■ **What is being asked**:
Give only the number of lines in the records that include the string "underlying".

(Extracts from a graphics dataset)
------------------------------------

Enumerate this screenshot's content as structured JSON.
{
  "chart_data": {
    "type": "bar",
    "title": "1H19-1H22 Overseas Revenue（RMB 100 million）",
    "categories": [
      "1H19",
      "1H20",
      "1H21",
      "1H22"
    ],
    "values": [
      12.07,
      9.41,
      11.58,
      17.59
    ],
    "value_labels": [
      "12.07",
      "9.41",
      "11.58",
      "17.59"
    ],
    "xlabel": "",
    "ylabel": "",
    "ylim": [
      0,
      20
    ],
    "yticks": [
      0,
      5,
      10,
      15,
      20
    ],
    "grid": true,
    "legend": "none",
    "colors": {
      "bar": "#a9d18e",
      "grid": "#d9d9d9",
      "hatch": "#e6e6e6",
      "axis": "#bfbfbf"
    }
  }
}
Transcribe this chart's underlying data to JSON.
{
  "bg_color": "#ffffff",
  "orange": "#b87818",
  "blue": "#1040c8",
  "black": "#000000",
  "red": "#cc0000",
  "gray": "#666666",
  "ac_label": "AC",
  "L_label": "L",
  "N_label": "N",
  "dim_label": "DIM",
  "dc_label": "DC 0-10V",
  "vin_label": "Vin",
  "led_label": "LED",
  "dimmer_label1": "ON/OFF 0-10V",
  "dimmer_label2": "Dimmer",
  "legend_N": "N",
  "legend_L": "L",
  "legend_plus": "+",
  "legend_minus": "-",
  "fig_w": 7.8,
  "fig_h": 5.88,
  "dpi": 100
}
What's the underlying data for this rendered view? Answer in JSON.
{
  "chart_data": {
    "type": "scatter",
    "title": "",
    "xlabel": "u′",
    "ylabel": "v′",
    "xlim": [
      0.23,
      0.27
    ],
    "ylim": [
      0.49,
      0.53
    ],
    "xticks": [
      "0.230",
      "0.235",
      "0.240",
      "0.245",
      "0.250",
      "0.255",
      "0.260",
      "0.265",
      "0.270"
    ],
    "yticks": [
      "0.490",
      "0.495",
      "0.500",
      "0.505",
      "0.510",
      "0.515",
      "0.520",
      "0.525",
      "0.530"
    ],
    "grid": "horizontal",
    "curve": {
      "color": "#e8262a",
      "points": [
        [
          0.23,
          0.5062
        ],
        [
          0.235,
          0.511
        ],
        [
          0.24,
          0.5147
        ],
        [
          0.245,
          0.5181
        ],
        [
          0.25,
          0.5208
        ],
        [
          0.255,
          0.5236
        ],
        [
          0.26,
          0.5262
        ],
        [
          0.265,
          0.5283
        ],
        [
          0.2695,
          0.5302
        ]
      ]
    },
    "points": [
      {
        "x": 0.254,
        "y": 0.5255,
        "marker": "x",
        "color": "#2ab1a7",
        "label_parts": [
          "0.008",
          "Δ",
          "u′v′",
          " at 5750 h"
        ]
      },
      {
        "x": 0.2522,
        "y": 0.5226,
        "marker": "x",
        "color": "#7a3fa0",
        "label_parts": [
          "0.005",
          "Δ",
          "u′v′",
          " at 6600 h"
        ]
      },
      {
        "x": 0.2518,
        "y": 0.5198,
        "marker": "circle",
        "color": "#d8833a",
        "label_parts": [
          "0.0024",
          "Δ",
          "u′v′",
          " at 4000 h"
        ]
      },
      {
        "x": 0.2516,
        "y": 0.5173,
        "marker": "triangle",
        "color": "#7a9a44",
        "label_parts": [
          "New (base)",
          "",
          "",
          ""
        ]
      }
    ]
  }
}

------------------------------------

■ **Written response**:
2